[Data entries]
:::

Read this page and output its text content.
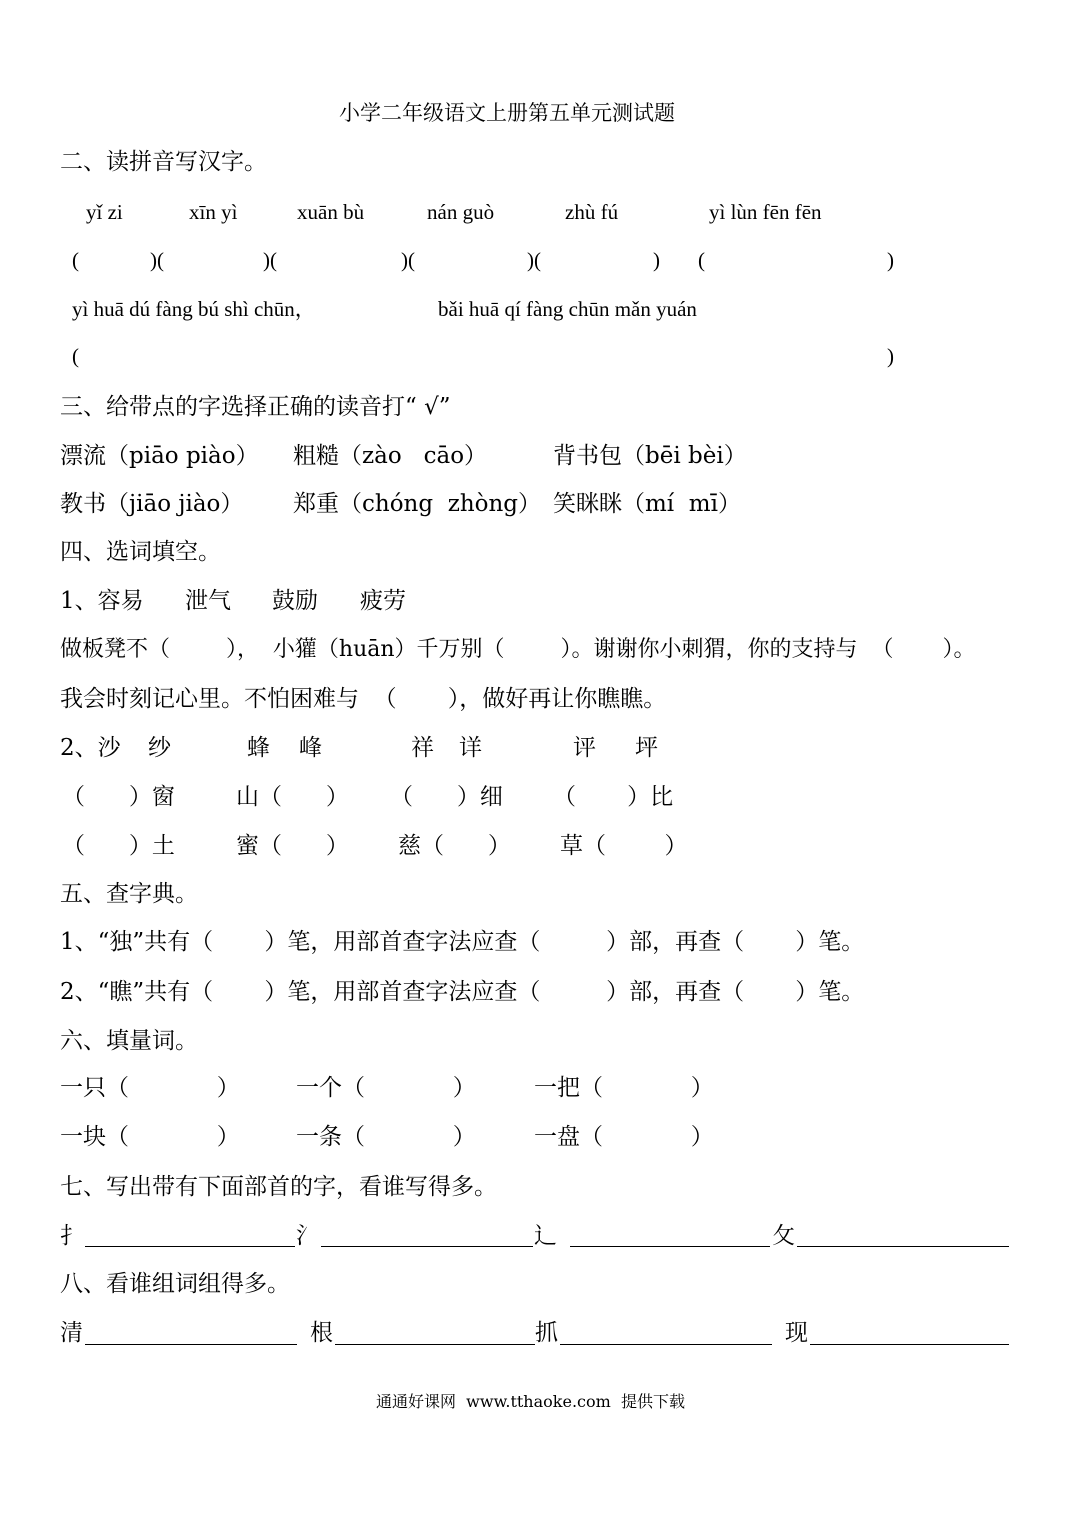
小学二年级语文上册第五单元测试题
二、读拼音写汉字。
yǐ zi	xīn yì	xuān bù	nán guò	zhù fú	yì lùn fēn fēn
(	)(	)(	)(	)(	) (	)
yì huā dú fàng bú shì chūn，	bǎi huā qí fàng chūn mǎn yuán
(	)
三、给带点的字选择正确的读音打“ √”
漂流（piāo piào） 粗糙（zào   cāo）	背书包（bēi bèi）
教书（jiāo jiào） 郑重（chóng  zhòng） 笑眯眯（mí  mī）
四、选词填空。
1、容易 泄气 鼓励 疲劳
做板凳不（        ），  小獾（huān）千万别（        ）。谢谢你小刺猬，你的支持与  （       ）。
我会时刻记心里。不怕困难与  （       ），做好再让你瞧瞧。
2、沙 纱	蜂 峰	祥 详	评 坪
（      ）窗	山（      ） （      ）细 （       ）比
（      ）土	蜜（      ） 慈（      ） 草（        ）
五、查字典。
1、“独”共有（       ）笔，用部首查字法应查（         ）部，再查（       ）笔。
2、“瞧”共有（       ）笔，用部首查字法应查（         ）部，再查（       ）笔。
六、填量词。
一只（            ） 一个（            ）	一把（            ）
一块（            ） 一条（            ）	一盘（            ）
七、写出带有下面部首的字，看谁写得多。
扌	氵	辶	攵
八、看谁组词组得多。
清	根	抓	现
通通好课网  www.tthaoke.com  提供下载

:::

Exercise description - Each line above that holds the string "用部首查字法应查" should be copied and shown.

Complete output -
1、“独”共有（       ）笔，用部首查字法应查（         ）部，再查（       ）笔。
2、“瞧”共有（       ）笔，用部首查字法应查（         ）部，再查（       ）笔。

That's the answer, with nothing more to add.